PROVIDED TEXT:
This is *my entire* point.

>> And the choice of maximum freedom (given OSI/free-software parameters)
>> and maximum compatibility is, IMHO, a necessary condition for a social
>> ecosystem and dynamics that will guard the RI way more effectively (and
>> at lower costs!) than any license or army of lawyers can do.
>>
>>> I think that CDDL is a reasonable license, and if I wasn't
>>> allowed to use a BSD-style license for whatever reason, I'd go that way...
>> I never said it's a bad license. I'm saying it's not the one I would
>> choose and I gave a socio-economical analysis on why I think this is so.
> 
> I guess I didn't understand the analysis, as I see that significant
> threats remain within the resulting ecosystem, threats that if we don't
> already know how to deal with, we're working hard on finding solutions.

I'm sorry, but this is FUD.

I've outlined all the possible scenarios and I've shown that the
licensing strategy that I proposed achieves the same protection level
and increased compatibility *now*.

If you disagree, please outline scenarios where my strategy fails and
the reasons why.

"I see significant threads within the resulting ecosystem" without
detailed explanation and rationalization sound way too George W. for my
taste.

>> CDDL will lower the perceived fear of "free riding" using IP protection
>> strategies in Sun executives, but at the price of alienating a huge part
>> of the java FOSS ecosystem.
> 
> I dunno.  Assume you have the GPLv3 now.  Isn't that statement
> non-operational?

We *DO NOT* have GPLv3 now. My strategy is based on that.

If we had GPLv3 now, and Apache License compatibility written all over
it, the choice of the Apache License would be a no brainer.

> And since that's just a matter of months, isn't this really about having
> a "brand approved" license that successfully interoperates, rather than
> any real philosophical incompatibility?

"matter of months"? please, don't insult our intelligence.

But besides, license compatibility is a much less beneficial goal than
social cooperation... and philosophical neutrality is a necessary
precondition for any social cooperation.

Sun could use the Apache License and bet on the GPLv3 social
harmonization process to succeed, could choose CDDL and then dissipate a
great deal of social friction or use the strategy I outlined and achieve
the same results now, without bets, without delays and without social
friction and without increasing risks.

>> Just like I'm sure Sun is willing to think about lack of reciprocity for
>> code donations, I'm suggesting that they evaluate the same exact
>> strategy for IP, trusting that the socio-economical dynamics that this
>> will create will be a much more effective as a protection mechanism
>> *and* will provide them with a solution that will win for them and will
>> win for all the FOSS communities involved, no matter what current or
>> past licensing beliefs.

DATA LINES:
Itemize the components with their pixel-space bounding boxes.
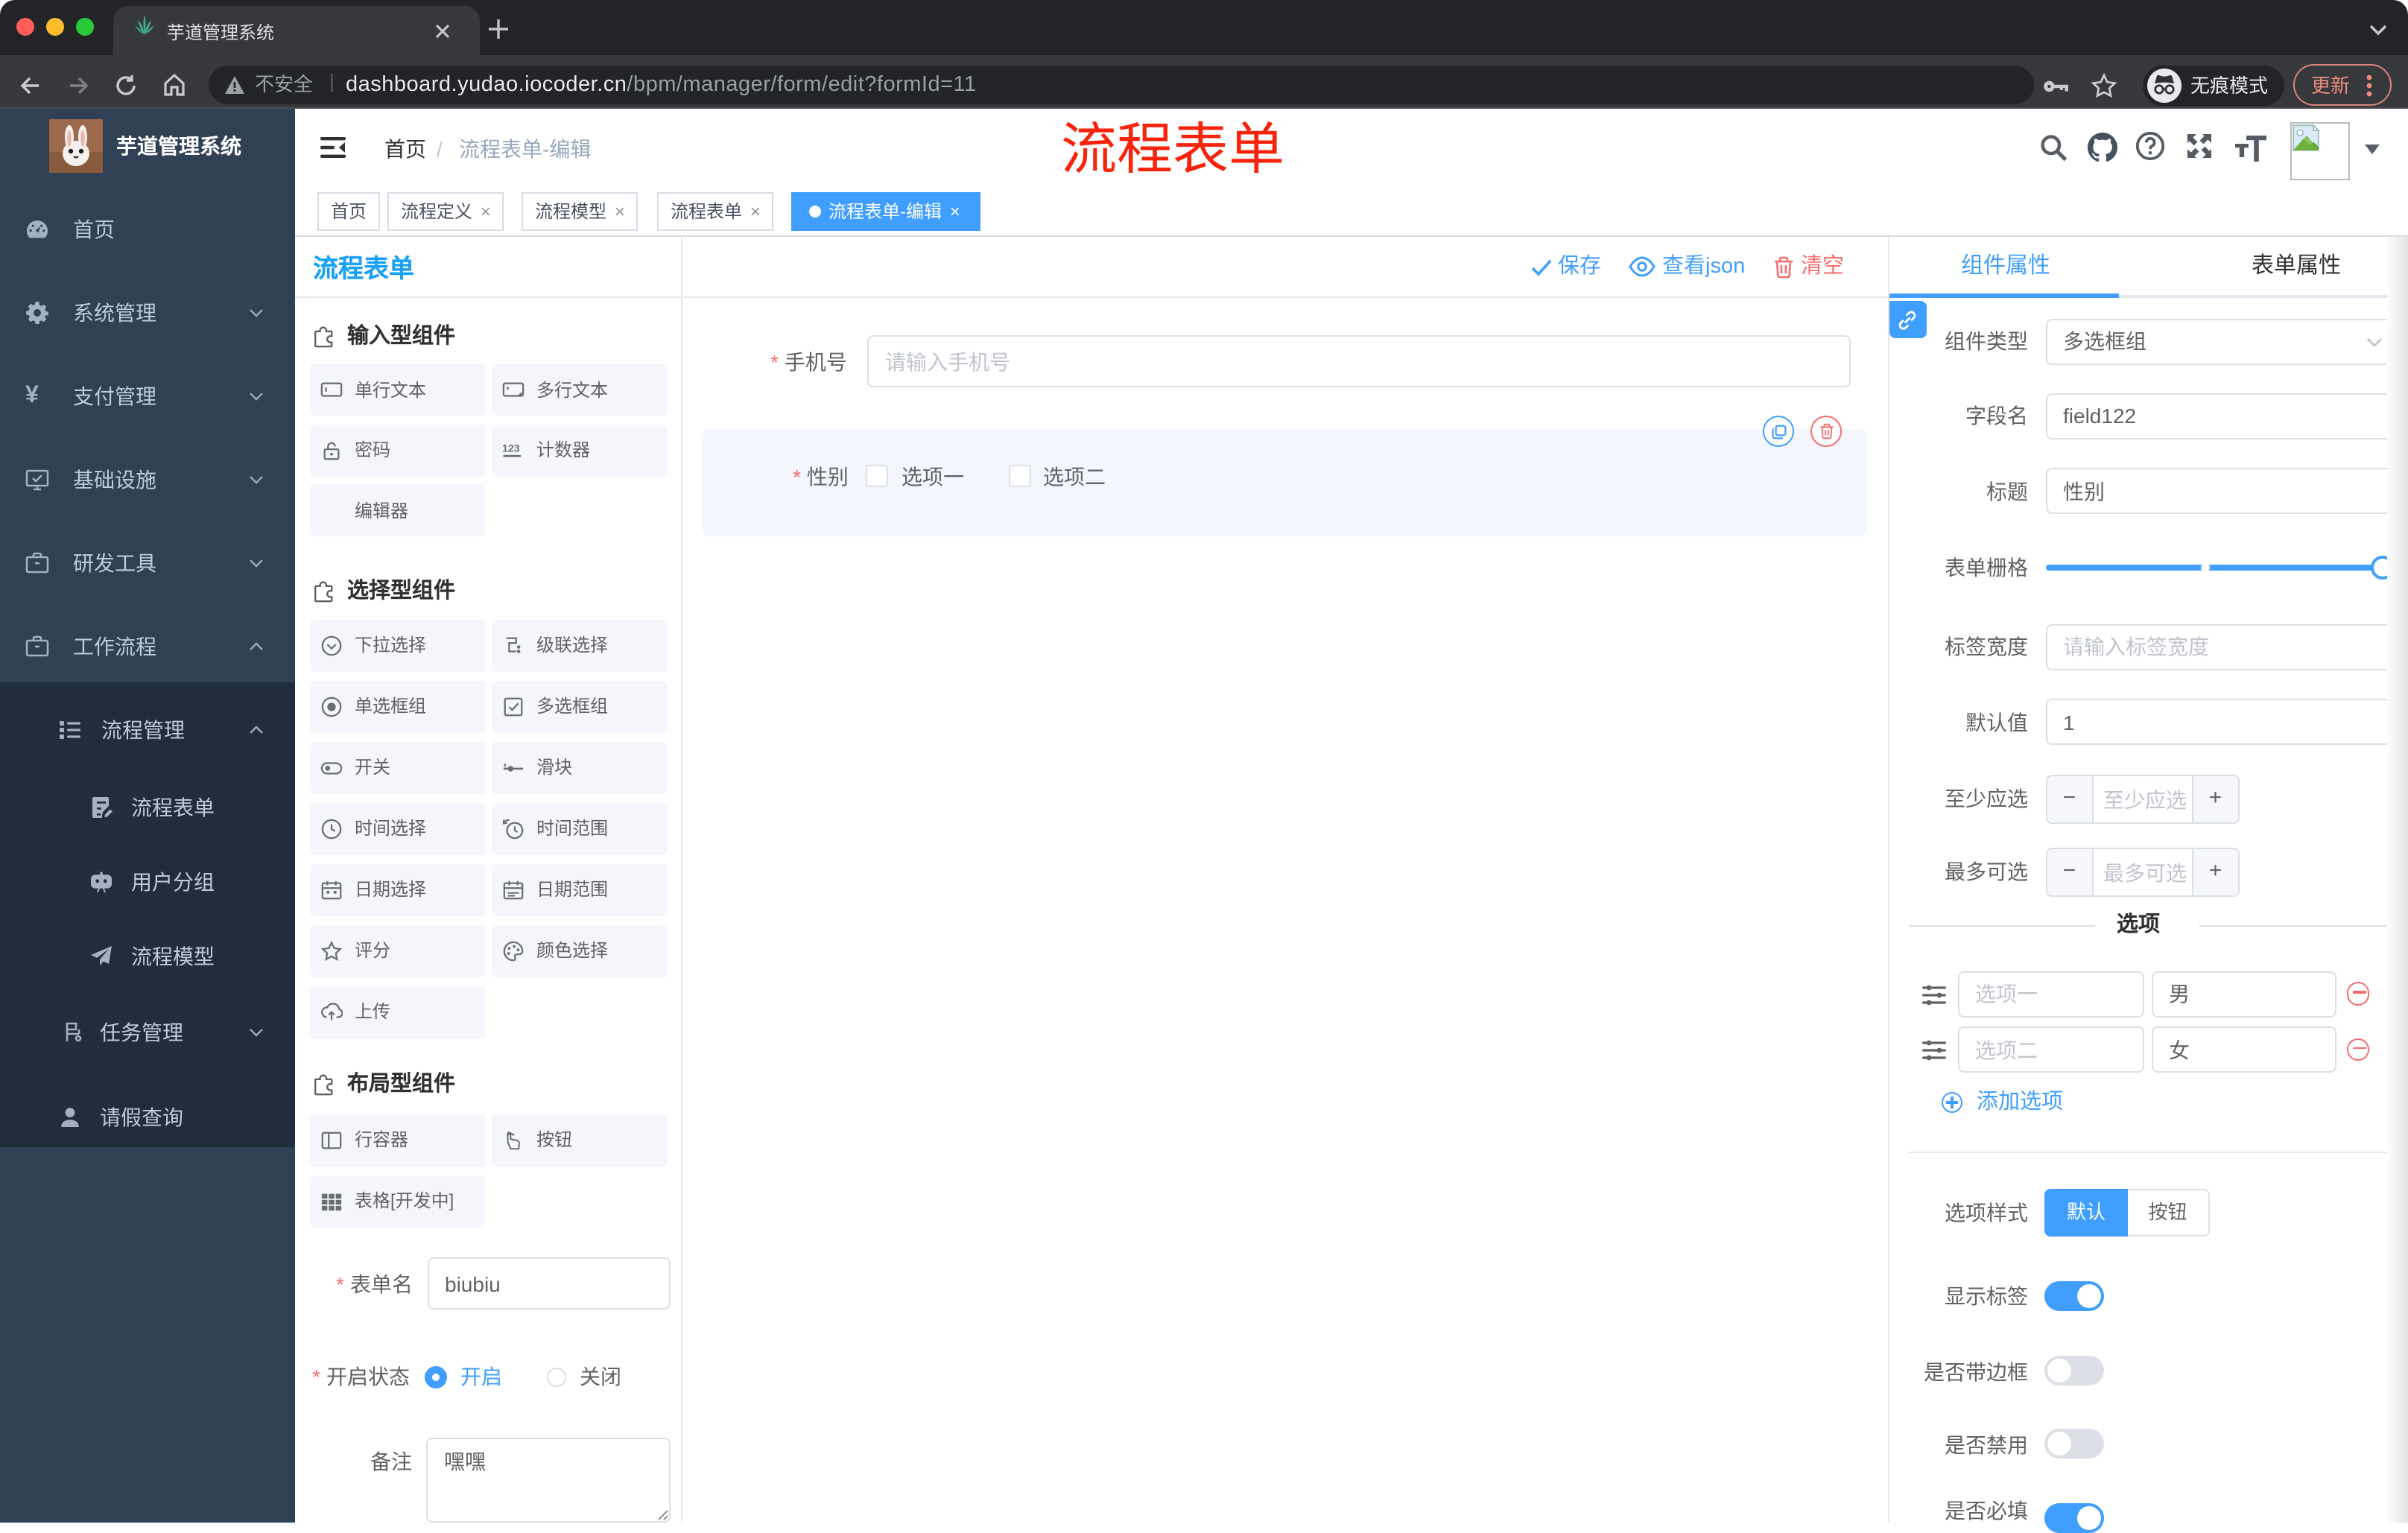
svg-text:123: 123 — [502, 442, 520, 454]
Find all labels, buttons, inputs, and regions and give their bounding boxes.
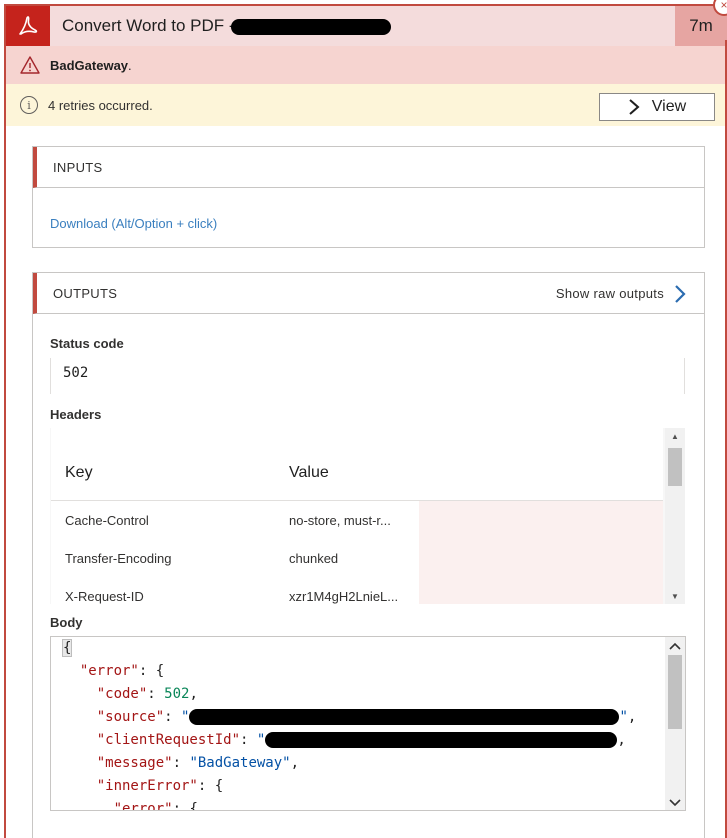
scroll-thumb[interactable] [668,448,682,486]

TASK: Which software licenses does the licensing discussion mention by name? List each once. The lines above are separate material, unrelated to the licensing discussion.

EXERCISE SOLUTION: CDDL, BSD-style license, GPLv3, Apache License